* _SET PROBLEM_
Extract all records. Keep each one exact.

* _Excerpt from a dataset_

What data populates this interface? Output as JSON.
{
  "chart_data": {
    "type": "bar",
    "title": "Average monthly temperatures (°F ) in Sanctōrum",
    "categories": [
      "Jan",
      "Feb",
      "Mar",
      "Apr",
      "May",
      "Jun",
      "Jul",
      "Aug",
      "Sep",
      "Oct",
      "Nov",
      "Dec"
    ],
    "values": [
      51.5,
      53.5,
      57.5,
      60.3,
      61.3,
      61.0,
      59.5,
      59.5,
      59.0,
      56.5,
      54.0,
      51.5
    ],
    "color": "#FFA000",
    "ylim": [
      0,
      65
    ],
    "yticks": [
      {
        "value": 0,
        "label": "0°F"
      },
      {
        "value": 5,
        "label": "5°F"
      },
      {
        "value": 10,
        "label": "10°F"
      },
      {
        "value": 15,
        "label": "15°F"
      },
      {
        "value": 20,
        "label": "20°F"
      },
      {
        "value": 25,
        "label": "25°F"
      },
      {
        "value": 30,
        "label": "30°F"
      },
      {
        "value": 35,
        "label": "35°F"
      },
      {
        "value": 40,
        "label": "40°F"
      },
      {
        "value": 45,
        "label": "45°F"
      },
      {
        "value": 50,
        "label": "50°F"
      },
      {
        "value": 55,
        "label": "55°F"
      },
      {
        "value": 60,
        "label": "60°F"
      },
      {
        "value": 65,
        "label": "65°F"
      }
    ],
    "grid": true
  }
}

* _OUTPUT FOR THIS TASK_
What data populates this interface? Output as JSON.
{
  "chart_data": {
    "type": "bar",
    "title": "Average monthly temperatures (°F ) in Sanctōrum",
    "categories": [
      "Jan",
      "Feb",
      "Mar",
      "Apr",
      "May",
      "Jun",
      "Jul",
      "Aug",
      "Sep",
      "Oct",
      "Nov",
      "Dec"
    ],
    "values": [
      51.5,
      53.5,
      57.5,
      60.3,
      61.3,
      61.0,
      59.5,
      59.5,
      59.0,
      56.5,
      54.0,
      51.5
    ],
    "color": "#FFA000",
    "ylim": [
      0,
      65
    ],
    "yticks": [
      {
        "value": 0,
        "label": "0°F"
      },
      {
        "value": 5,
        "label": "5°F"
      },
      {
        "value": 10,
        "label": "10°F"
      },
      {
        "value": 15,
        "label": "15°F"
      },
      {
        "value": 20,
        "label": "20°F"
      },
      {
        "value": 25,
        "label": "25°F"
      },
      {
        "value": 30,
        "label": "30°F"
      },
      {
        "value": 35,
        "label": "35°F"
      },
      {
        "value": 40,
        "label": "40°F"
      },
      {
        "value": 45,
        "label": "45°F"
      },
      {
        "value": 50,
        "label": "50°F"
      },
      {
        "value": 55,
        "label": "55°F"
      },
      {
        "value": 60,
        "label": "60°F"
      },
      {
        "value": 65,
        "label": "65°F"
      }
    ],
    "grid": true
  }
}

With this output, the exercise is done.